Directions for this task>
Which lines hold the word "сведений"? Copy each of them from the material.

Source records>
-- Begin --
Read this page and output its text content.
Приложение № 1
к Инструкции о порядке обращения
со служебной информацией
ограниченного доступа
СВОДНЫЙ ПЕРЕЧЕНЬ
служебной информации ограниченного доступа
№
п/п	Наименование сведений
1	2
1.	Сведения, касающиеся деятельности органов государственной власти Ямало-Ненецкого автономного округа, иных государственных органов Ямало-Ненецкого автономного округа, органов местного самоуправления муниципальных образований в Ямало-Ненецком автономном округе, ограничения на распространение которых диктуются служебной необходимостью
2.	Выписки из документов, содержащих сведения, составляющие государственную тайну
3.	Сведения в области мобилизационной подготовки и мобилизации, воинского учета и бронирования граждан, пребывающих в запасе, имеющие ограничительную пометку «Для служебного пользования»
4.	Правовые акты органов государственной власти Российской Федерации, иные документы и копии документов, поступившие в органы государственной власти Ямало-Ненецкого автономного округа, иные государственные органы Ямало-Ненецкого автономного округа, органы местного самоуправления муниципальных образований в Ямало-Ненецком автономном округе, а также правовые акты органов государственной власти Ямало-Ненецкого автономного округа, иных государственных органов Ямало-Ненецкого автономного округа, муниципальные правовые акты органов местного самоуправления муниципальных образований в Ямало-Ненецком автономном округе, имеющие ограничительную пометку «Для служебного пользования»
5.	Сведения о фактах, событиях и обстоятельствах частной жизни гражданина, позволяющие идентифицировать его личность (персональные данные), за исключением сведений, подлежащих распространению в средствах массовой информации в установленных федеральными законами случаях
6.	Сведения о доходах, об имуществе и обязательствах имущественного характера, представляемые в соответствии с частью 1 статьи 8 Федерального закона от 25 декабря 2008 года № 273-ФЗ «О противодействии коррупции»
-- End --
Full output>
п/п	Наименование сведений
5.	Сведения о фактах, событиях и обстоятельствах частной жизни гражданина, позволяющие идентифицировать его личность (персональные данные), за исключением сведений, подлежащих распространению в средствах массовой информации в установленных федеральными законами случаях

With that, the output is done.